BEGIN MATERIAL PROVIDED
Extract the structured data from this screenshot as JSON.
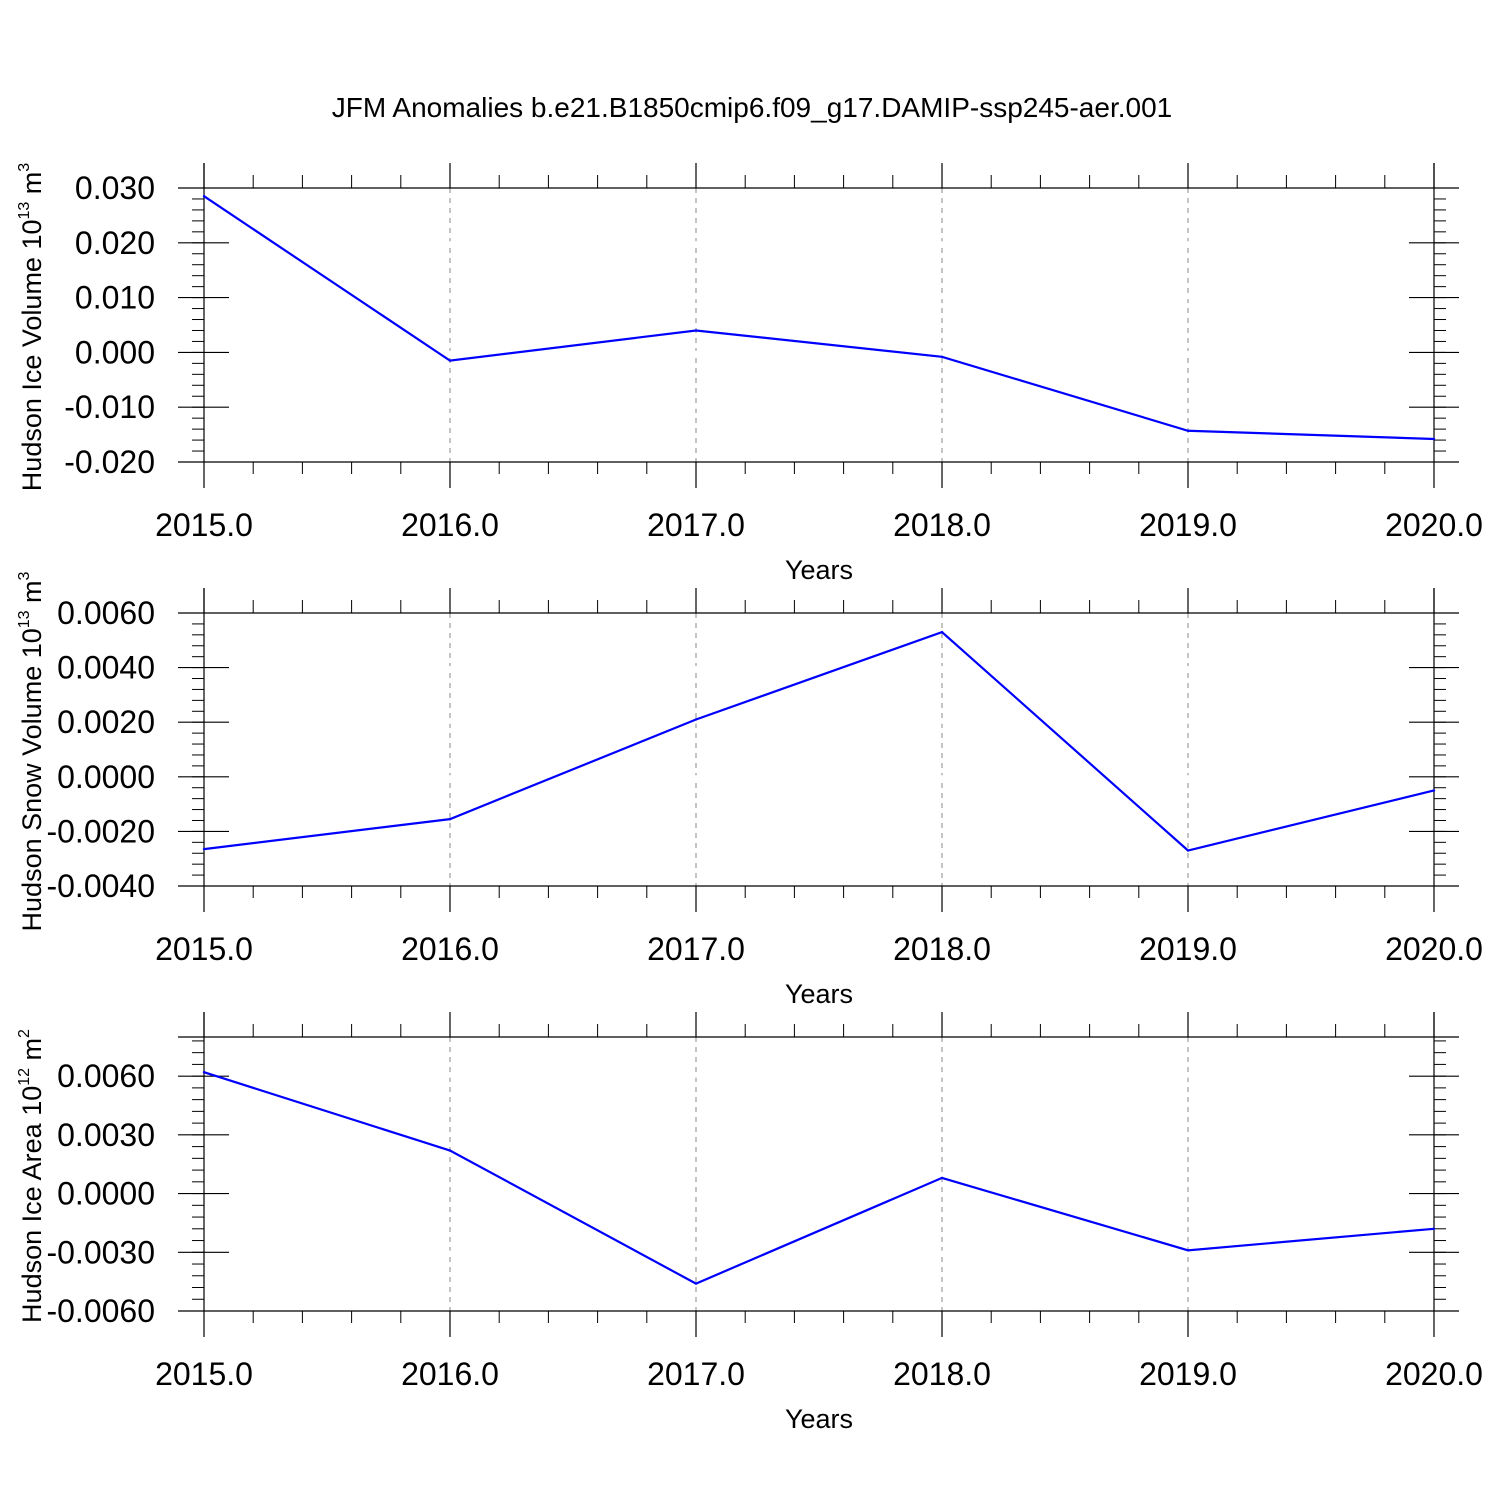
{
  "title": "JFM Anomalies b.e21.B1850cmip6.f09_g17.DAMIP-ssp245-aer.001",
  "colors": {
    "series": "#0000ff",
    "axis": "#000000",
    "grid": "#888888"
  },
  "chart_data": [
    {
      "type": "line",
      "ylabel": {
        "text": "Hudson Ice Volume 10",
        "exponent": "13",
        "unit": "m",
        "unit_exponent": "3"
      },
      "xlabel": "Years",
      "x": [
        2015,
        2016,
        2017,
        2018,
        2019,
        2020
      ],
      "values": [
        0.0285,
        -0.0015,
        0.004,
        -0.0008,
        -0.0143,
        -0.0158
      ],
      "xlim": [
        2015,
        2020
      ],
      "ylim": [
        -0.02,
        0.03
      ],
      "yticks": [
        0.03,
        0.02,
        0.01,
        0.0,
        -0.01,
        -0.02
      ],
      "ytick_labels": [
        "0.030",
        "0.020",
        "0.010",
        "0.000",
        "-0.010",
        "-0.020"
      ],
      "xtick_labels": [
        "2015.0",
        "2016.0",
        "2017.0",
        "2018.0",
        "2019.0",
        "2020.0"
      ],
      "grid": "vertical dashed at major x ticks"
    },
    {
      "type": "line",
      "ylabel": {
        "text": "Hudson Snow Volume 10",
        "exponent": "13",
        "unit": "m",
        "unit_exponent": "3"
      },
      "xlabel": "Years",
      "x": [
        2015,
        2016,
        2017,
        2018,
        2019,
        2020
      ],
      "values": [
        -0.00265,
        -0.00155,
        0.0021,
        0.0053,
        -0.0027,
        -0.0005
      ],
      "xlim": [
        2015,
        2020
      ],
      "ylim": [
        -0.004,
        0.006
      ],
      "yticks": [
        0.006,
        0.004,
        0.002,
        0.0,
        -0.002,
        -0.004
      ],
      "ytick_labels": [
        "0.0060",
        "0.0040",
        "0.0020",
        "0.0000",
        "-0.0020",
        "-0.0040"
      ],
      "xtick_labels": [
        "2015.0",
        "2016.0",
        "2017.0",
        "2018.0",
        "2019.0",
        "2020.0"
      ],
      "grid": "vertical dashed at major x ticks"
    },
    {
      "type": "line",
      "ylabel": {
        "text": "Hudson Ice Area 10",
        "exponent": "12",
        "unit": "m",
        "unit_exponent": "2"
      },
      "xlabel": "Years",
      "x": [
        2015,
        2016,
        2017,
        2018,
        2019,
        2020
      ],
      "values": [
        0.0062,
        0.0022,
        -0.0046,
        0.0008,
        -0.0029,
        -0.0018
      ],
      "xlim": [
        2015,
        2020
      ],
      "ylim": [
        -0.006,
        0.008
      ],
      "yticks": [
        0.006,
        0.003,
        0.0,
        -0.003,
        -0.006
      ],
      "ytick_labels": [
        "0.0060",
        "0.0030",
        "0.0000",
        "-0.0030",
        "-0.0060"
      ],
      "xtick_labels": [
        "2015.0",
        "2016.0",
        "2017.0",
        "2018.0",
        "2019.0",
        "2020.0"
      ],
      "grid": "vertical dashed at major x ticks"
    }
  ]
}
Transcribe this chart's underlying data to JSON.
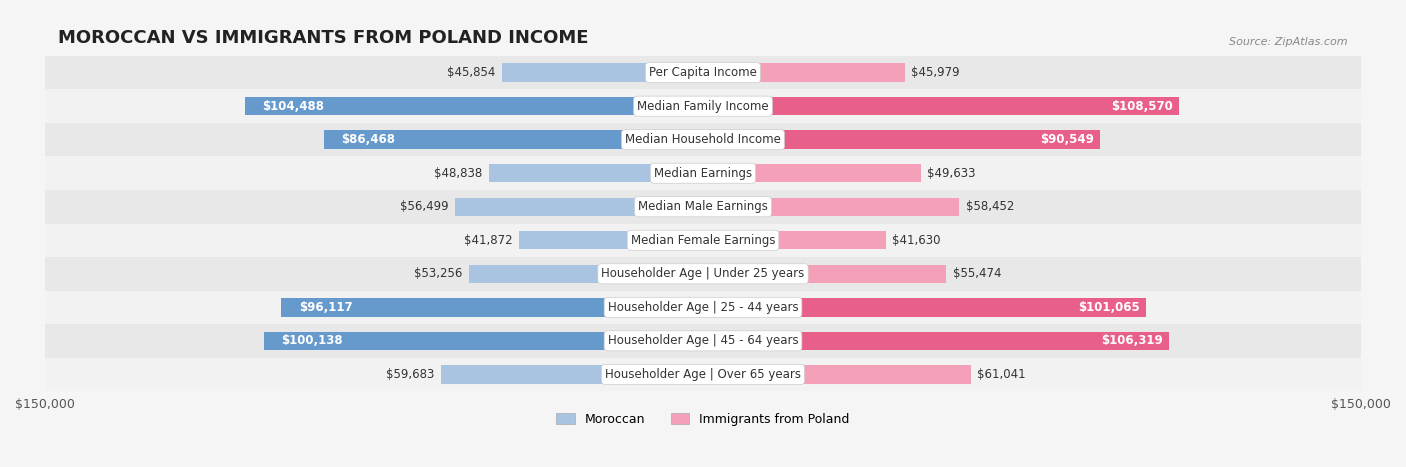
{
  "title": "MOROCCAN VS IMMIGRANTS FROM POLAND INCOME",
  "source": "Source: ZipAtlas.com",
  "categories": [
    "Per Capita Income",
    "Median Family Income",
    "Median Household Income",
    "Median Earnings",
    "Median Male Earnings",
    "Median Female Earnings",
    "Householder Age | Under 25 years",
    "Householder Age | 25 - 44 years",
    "Householder Age | 45 - 64 years",
    "Householder Age | Over 65 years"
  ],
  "moroccan_values": [
    45854,
    104488,
    86468,
    48838,
    56499,
    41872,
    53256,
    96117,
    100138,
    59683
  ],
  "poland_values": [
    45979,
    108570,
    90549,
    49633,
    58452,
    41630,
    55474,
    101065,
    106319,
    61041
  ],
  "moroccan_labels": [
    "$45,854",
    "$104,488",
    "$86,468",
    "$48,838",
    "$56,499",
    "$41,872",
    "$53,256",
    "$96,117",
    "$100,138",
    "$59,683"
  ],
  "poland_labels": [
    "$45,979",
    "$108,570",
    "$90,549",
    "$49,633",
    "$58,452",
    "$41,630",
    "$55,474",
    "$101,065",
    "$106,319",
    "$61,041"
  ],
  "moroccan_color_light": "#a8c4e0",
  "moroccan_color_dark": "#6699cc",
  "poland_color_light": "#f4a0b8",
  "poland_color_dark": "#e8608a",
  "max_value": 150000,
  "bar_height": 0.55,
  "background_color": "#f5f5f5",
  "row_bg_color": "#ffffff",
  "row_alt_color": "#f0f0f0",
  "label_threshold": 80000,
  "title_fontsize": 13,
  "label_fontsize": 8.5,
  "tick_fontsize": 9,
  "legend_fontsize": 9,
  "category_fontsize": 8.5
}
END MATERIAL PROVIDED
Show the lines that mention the word "Volume".

WRITTEN ANSWER »
        "text": "Hudson Ice Volume 10",
        "text": "Hudson Snow Volume 10",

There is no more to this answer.